* WHAT IS BEING ASKED
Note how many lines in the entries contain the string "pesce", then give that number and nothing else.

* EXERCISE MATERIALS
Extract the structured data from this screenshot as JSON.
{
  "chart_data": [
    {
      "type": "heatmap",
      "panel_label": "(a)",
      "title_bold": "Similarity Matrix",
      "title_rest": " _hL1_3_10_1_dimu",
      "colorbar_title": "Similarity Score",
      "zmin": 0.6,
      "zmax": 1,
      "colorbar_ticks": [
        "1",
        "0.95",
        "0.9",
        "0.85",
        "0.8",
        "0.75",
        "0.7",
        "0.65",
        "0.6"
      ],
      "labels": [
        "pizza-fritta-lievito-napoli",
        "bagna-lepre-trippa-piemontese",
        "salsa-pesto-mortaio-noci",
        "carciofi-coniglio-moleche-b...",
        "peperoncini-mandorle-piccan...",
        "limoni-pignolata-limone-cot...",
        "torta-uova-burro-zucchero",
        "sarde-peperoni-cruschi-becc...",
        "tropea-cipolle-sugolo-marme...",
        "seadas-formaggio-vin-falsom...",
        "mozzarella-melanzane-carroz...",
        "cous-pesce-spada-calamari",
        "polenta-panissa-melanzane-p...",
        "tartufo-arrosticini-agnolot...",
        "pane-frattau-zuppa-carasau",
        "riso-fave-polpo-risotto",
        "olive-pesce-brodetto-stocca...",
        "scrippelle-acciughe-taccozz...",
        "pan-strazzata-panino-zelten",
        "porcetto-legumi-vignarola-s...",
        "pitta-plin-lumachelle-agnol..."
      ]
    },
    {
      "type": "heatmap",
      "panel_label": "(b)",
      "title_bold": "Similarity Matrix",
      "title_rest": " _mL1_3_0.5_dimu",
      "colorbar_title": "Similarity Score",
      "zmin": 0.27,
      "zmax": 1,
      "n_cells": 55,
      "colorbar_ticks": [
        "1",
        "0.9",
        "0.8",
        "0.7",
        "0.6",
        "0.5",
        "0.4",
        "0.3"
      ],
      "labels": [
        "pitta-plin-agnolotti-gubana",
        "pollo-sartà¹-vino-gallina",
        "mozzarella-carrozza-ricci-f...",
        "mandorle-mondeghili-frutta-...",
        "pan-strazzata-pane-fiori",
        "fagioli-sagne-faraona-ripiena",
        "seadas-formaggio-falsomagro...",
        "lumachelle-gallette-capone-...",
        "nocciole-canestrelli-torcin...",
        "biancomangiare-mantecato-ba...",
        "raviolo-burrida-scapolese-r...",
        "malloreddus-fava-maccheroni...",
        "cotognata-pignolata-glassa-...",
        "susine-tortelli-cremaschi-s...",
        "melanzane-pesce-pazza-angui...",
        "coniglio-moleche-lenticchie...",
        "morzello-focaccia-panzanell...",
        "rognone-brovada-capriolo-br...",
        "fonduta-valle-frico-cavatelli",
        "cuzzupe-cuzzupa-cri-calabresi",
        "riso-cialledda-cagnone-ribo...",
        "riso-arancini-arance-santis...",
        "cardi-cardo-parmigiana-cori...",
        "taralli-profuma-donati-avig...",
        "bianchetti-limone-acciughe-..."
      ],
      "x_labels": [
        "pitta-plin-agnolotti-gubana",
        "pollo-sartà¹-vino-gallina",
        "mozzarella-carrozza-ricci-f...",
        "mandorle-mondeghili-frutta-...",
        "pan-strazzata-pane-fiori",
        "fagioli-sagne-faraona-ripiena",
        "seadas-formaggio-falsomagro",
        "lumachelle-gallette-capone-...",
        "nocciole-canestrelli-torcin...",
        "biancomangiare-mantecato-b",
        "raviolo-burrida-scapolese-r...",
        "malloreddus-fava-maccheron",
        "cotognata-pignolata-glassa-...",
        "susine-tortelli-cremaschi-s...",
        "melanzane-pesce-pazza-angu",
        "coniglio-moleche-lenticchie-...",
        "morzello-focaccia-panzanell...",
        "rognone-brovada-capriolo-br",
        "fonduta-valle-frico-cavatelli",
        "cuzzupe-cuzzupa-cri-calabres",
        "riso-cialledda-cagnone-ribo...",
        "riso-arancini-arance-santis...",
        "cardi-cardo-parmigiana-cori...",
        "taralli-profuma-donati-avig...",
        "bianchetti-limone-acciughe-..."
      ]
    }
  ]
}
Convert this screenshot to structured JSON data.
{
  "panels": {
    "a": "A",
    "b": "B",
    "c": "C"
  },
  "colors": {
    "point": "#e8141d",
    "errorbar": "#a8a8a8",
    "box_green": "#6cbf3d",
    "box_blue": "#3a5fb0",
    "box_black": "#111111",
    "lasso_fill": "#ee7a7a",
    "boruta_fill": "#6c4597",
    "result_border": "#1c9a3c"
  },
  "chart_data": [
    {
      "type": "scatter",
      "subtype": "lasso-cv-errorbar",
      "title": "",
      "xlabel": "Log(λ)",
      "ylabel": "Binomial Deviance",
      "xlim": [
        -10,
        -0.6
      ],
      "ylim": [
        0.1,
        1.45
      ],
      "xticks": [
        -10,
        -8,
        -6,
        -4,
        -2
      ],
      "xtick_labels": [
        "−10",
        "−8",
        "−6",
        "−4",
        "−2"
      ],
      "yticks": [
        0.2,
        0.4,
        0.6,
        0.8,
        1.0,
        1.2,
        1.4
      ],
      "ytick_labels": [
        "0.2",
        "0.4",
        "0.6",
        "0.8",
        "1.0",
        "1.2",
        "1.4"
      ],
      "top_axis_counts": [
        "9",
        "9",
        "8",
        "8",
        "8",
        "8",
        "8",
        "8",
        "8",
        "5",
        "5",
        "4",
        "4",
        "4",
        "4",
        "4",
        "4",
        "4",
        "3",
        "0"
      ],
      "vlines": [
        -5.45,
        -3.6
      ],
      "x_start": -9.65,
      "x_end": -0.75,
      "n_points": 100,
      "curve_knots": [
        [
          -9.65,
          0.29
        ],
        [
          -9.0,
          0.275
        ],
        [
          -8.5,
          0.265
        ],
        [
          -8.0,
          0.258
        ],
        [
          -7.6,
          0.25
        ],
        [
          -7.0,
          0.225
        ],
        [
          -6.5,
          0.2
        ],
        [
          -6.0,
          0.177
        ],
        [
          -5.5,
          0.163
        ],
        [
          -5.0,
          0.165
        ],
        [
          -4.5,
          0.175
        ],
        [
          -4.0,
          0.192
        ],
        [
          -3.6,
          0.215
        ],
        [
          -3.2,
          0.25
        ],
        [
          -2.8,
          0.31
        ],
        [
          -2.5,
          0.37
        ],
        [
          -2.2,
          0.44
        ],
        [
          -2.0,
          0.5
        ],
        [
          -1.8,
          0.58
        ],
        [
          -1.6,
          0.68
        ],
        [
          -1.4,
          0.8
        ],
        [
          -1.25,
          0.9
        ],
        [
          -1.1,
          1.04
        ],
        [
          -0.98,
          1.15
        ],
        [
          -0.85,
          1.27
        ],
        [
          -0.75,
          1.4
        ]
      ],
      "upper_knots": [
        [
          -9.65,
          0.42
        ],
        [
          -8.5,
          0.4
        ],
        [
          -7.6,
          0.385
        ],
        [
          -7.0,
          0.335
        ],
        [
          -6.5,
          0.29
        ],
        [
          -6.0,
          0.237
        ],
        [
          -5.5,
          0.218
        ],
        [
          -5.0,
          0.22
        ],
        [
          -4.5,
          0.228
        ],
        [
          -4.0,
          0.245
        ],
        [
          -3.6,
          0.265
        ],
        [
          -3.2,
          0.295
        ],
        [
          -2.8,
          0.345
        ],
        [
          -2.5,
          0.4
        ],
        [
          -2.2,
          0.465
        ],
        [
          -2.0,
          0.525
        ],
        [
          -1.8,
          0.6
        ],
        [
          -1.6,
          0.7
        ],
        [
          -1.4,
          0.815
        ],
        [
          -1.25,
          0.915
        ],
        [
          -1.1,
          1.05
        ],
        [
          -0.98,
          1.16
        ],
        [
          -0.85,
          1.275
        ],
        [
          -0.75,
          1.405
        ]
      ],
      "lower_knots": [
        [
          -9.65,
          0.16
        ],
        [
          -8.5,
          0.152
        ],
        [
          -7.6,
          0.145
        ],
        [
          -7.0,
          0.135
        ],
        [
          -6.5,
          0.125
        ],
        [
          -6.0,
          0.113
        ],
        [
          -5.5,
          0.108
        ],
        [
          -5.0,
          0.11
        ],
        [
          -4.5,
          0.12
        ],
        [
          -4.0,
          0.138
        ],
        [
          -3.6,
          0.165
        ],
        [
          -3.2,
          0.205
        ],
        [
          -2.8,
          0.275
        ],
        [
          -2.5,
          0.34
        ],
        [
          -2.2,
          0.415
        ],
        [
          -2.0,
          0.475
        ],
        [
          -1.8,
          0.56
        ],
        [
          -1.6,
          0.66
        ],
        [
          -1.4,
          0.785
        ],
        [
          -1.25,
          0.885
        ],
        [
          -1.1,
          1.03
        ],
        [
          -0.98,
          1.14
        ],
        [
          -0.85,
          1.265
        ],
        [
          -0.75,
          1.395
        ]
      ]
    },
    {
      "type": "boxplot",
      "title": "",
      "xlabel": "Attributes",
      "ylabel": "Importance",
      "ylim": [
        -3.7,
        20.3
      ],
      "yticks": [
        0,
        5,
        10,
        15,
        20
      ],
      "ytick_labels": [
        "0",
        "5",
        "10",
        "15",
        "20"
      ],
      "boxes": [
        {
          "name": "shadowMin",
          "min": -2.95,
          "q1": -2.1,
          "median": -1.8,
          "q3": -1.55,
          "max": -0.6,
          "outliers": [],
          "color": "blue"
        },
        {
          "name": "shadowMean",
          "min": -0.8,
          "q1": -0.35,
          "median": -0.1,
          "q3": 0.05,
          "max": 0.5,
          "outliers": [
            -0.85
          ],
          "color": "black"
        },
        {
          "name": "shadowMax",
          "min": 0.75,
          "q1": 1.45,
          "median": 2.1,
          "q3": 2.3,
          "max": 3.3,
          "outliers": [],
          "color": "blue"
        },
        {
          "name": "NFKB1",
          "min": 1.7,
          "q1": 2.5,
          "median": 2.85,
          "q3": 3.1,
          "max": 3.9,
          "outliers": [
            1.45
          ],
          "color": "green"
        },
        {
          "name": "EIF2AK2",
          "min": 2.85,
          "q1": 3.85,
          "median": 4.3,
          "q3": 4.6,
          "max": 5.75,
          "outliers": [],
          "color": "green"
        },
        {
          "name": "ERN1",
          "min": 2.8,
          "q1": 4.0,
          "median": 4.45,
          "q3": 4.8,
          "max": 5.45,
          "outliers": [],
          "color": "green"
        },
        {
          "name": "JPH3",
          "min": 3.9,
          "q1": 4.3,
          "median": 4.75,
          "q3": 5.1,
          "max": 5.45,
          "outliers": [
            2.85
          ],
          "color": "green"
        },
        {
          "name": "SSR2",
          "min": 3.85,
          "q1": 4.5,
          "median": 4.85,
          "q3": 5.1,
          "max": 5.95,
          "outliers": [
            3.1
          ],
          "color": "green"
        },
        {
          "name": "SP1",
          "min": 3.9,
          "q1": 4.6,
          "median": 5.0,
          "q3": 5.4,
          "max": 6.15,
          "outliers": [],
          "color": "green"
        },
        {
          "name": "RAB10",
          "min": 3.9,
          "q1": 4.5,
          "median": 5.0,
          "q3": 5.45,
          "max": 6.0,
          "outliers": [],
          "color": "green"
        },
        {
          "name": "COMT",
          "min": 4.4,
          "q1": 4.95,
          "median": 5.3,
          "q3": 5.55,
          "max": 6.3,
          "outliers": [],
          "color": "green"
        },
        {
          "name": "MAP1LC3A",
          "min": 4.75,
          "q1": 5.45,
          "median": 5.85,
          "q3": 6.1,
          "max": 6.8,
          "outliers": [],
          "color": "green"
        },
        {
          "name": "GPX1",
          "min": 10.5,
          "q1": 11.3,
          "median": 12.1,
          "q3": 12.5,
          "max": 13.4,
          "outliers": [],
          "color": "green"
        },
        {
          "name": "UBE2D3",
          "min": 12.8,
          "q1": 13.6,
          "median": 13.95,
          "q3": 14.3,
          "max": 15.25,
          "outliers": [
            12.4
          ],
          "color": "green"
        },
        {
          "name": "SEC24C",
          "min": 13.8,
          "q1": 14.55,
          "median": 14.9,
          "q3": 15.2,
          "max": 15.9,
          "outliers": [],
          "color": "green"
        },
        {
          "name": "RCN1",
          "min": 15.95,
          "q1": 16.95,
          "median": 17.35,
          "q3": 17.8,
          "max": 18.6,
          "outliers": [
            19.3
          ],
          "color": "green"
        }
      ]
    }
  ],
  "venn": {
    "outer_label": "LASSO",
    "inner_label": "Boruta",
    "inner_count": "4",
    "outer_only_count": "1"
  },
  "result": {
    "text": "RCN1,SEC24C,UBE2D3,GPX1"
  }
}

* EXPECTED ANSWER
4